Stored items
········
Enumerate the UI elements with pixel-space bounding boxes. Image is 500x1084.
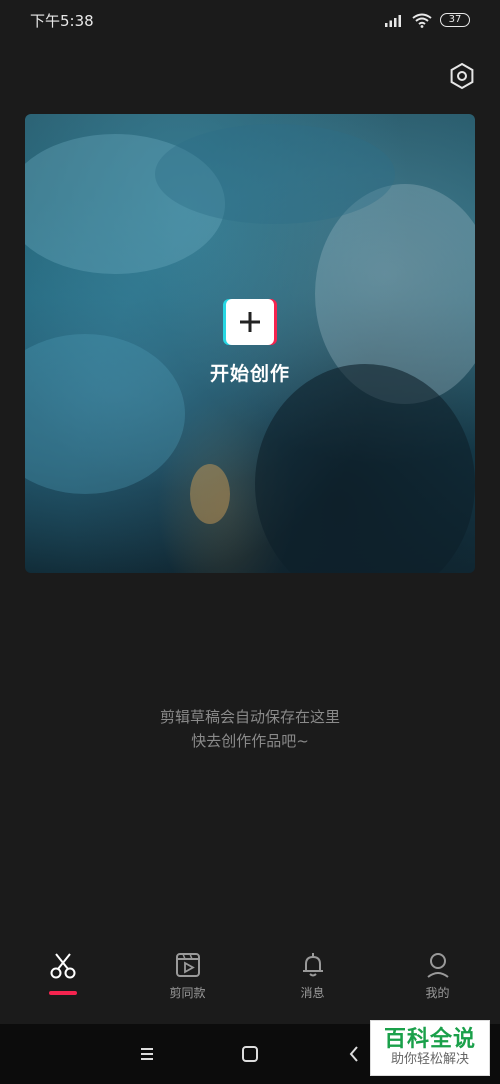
wifi-icon: [412, 13, 432, 28]
tab-messages[interactable]: 消息: [268, 950, 358, 1000]
home-button[interactable]: [238, 1042, 262, 1066]
tab-profile[interactable]: 我的: [393, 950, 483, 1000]
create-cta[interactable]: 开始创作: [25, 299, 475, 386]
menu-button[interactable]: [135, 1042, 159, 1066]
battery-indicator: 37: [440, 13, 470, 27]
hint-line-1: 剪辑草稿会自动保存在这里: [159, 708, 340, 726]
scissors-icon: [50, 953, 75, 979]
signal-icon: [385, 15, 401, 27]
status-bar: 下午5:38 37: [0, 0, 500, 40]
settings-hexagon-icon: [450, 62, 474, 90]
active-tab-indicator: [48, 991, 77, 995]
tab-edit[interactable]: [18, 950, 108, 995]
drafts-empty-hint: 剪辑草稿会自动保存在这里 快去创作作品吧~: [0, 705, 500, 753]
back-button[interactable]: [342, 1042, 366, 1066]
settings-button[interactable]: [448, 62, 476, 90]
home-square-icon: [242, 1046, 258, 1062]
battery-level: 37: [448, 14, 462, 25]
plus-icon: [226, 299, 274, 345]
start-creating-label: 开始创作: [209, 363, 290, 385]
tab-templates-label: 剪同款: [169, 986, 206, 1000]
video-template-icon: [175, 953, 200, 977]
status-time: 下午5:38: [30, 11, 94, 30]
hint-line-2: 快去创作作品吧~: [191, 732, 309, 750]
tab-templates[interactable]: 剪同款: [143, 950, 233, 1000]
bottom-tab-bar: 剪同款 消息 我的: [0, 950, 500, 1024]
back-chevron-icon: [349, 1046, 358, 1062]
menu-icon: [141, 1048, 153, 1060]
tab-messages-label: 消息: [300, 986, 325, 1000]
watermark-title: 百科全说: [383, 1027, 476, 1052]
profile-icon: [426, 953, 449, 978]
tab-profile-label: 我的: [425, 986, 450, 1000]
watermark-subtitle: 助你轻松解决: [390, 1052, 469, 1067]
bell-icon: [302, 953, 323, 977]
start-creating-card[interactable]: 开始创作: [25, 114, 475, 573]
status-icons: 37: [384, 13, 470, 28]
watermark-logo: 百科全说 助你轻松解决: [370, 1020, 490, 1076]
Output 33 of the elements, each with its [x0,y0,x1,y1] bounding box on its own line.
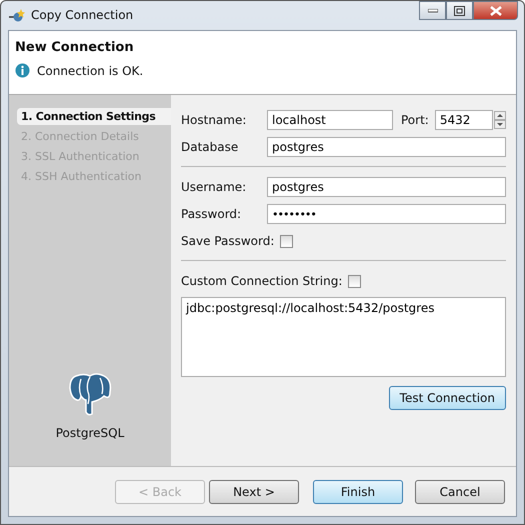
field-label: Username: [181,180,248,194]
database-field[interactable]: postgres [267,137,506,157]
connection-string-field[interactable]: jdbc:postgresql://localhost:5432/postgres [181,297,506,377]
field-label: Port: [401,113,429,127]
close-button[interactable] [473,1,518,20]
minimize-button[interactable] [419,1,446,20]
maximize-icon [454,6,465,16]
status-message: Connection is OK. [37,64,144,78]
checkbox-label: Save Password: [181,234,274,248]
dialog-button[interactable]: Cancel [415,480,505,504]
window-title: Copy Connection [31,8,134,22]
password-field[interactable]: •••••••• [267,204,506,224]
close-icon [490,6,502,16]
dialog-button[interactable]: Next > [209,480,299,504]
custom-string-checkbox[interactable] [348,274,362,288]
field-label: Hostname: [181,113,248,127]
driver-name: PostgreSQL [56,426,124,440]
spinner-arrows-icon [494,111,506,129]
port-field[interactable]: 5432 [434,110,493,130]
page-title: New Connection [15,40,135,55]
minimize-icon [428,8,438,12]
checkbox-label: Custom Connection String: [181,274,342,288]
wizard-step[interactable]: 1. Connection Settings [17,108,171,125]
maximize-button[interactable] [446,1,473,20]
save-password-checkbox[interactable] [280,234,294,248]
info-icon [15,63,30,78]
plug-icon [8,8,26,24]
dialog-button[interactable]: Finish [313,480,403,504]
field-label: Database [181,140,240,154]
hostname-field[interactable]: localhost [267,110,393,130]
test-connection-button[interactable]: Test Connection [388,386,506,410]
username-field[interactable]: postgres [267,177,506,197]
field-label: Password: [181,207,242,221]
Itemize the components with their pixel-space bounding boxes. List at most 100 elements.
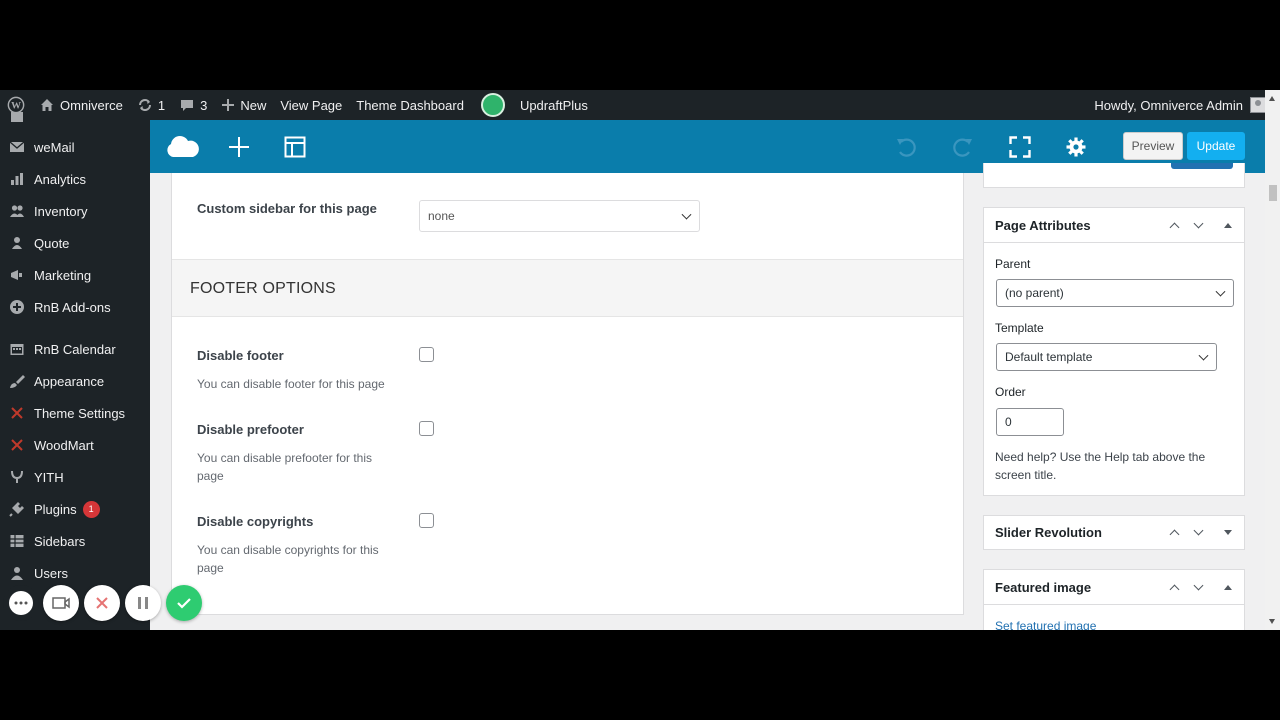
········
### What you will do
Set down every line of the listing above unchanged and in the same order, leaving out the pictures.

### Reply
Enumerate the UI elements with pixel-space bounding boxes. Image is 500x1084.
wifi-icon: [412, 13, 432, 28]
tab-messages[interactable]: 消息: [268, 950, 358, 1000]
home-button[interactable]: [238, 1042, 262, 1066]
tab-profile[interactable]: 我的: [393, 950, 483, 1000]
create-cta[interactable]: 开始创作: [25, 299, 475, 386]
menu-button[interactable]: [135, 1042, 159, 1066]
battery-indicator: 37: [440, 13, 470, 27]
hint-line-1: 剪辑草稿会自动保存在这里: [159, 708, 340, 726]
scissors-icon: [50, 953, 75, 979]
signal-icon: [385, 15, 401, 27]
status-bar: 下午5:38 37: [0, 0, 500, 40]
settings-hexagon-icon: [450, 62, 474, 90]
active-tab-indicator: [48, 991, 77, 995]
tab-edit[interactable]: [18, 950, 108, 995]
drafts-empty-hint: 剪辑草稿会自动保存在这里 快去创作作品吧~: [0, 705, 500, 753]
back-button[interactable]: [342, 1042, 366, 1066]
settings-button[interactable]: [448, 62, 476, 90]
home-square-icon: [242, 1046, 258, 1062]
battery-level: 37: [448, 14, 462, 25]
plus-icon: [226, 299, 274, 345]
start-creating-label: 开始创作: [209, 363, 290, 385]
tab-templates-label: 剪同款: [169, 986, 206, 1000]
video-template-icon: [175, 953, 200, 977]
status-time: 下午5:38: [30, 11, 94, 30]
hint-line-2: 快去创作作品吧~: [191, 732, 309, 750]
tab-templates[interactable]: 剪同款: [143, 950, 233, 1000]
bottom-tab-bar: 剪同款 消息 我的: [0, 950, 500, 1024]
back-chevron-icon: [349, 1046, 358, 1062]
menu-icon: [141, 1048, 153, 1060]
tab-messages-label: 消息: [300, 986, 325, 1000]
watermark-title: 百科全说: [383, 1027, 476, 1052]
profile-icon: [426, 953, 449, 978]
tab-profile-label: 我的: [425, 986, 450, 1000]
watermark-subtitle: 助你轻松解决: [390, 1052, 469, 1067]
bell-icon: [302, 953, 323, 977]
start-creating-card[interactable]: 开始创作: [25, 114, 475, 573]
status-icons: 37: [384, 13, 470, 28]
watermark-logo: 百科全说 助你轻松解决: [370, 1020, 490, 1076]
Output 33 of the elements, each with its [x0,y0,x1,y1] bounding box on its own line.
field-label: Username: [181,180,248,194]
database-field[interactable]: postgres [267,137,506,157]
connection-string-field[interactable]: jdbc:postgresql://localhost:5432/postgres [181,297,506,377]
field-label: Port: [401,113,429,127]
close-button[interactable] [473,1,518,20]
minimize-button[interactable] [419,1,446,20]
maximize-icon [454,6,465,16]
status-message: Connection is OK. [37,64,144,78]
checkbox-label: Save Password: [181,234,274,248]
dialog-button[interactable]: Cancel [415,480,505,504]
window-title: Copy Connection [31,8,134,22]
password-field[interactable]: •••••••• [267,204,506,224]
close-icon [490,6,502,16]
dialog-button[interactable]: Next > [209,480,299,504]
custom-string-checkbox[interactable] [348,274,362,288]
field-label: Hostname: [181,113,248,127]
driver-name: PostgreSQL [56,426,124,440]
spinner-arrows-icon [494,111,506,129]
port-field[interactable]: 5432 [434,110,493,130]
page-title: New Connection [15,40,135,55]
minimize-icon [428,8,438,12]
checkbox-label: Custom Connection String: [181,274,342,288]
wizard-step[interactable]: 1. Connection Settings [17,108,171,125]
maximize-button[interactable] [446,1,473,20]
save-password-checkbox[interactable] [280,234,294,248]
info-icon [15,63,30,78]
plug-icon [8,8,26,24]
dialog-button[interactable]: Finish [313,480,403,504]
field-label: Database [181,140,240,154]
hostname-field[interactable]: localhost [267,110,393,130]
test-connection-button[interactable]: Test Connection [388,386,506,410]
username-field[interactable]: postgres [267,177,506,197]
field-label: Password: [181,207,242,221]
Itemize the components with their pixel-space bounding boxes. List at most 100 elements.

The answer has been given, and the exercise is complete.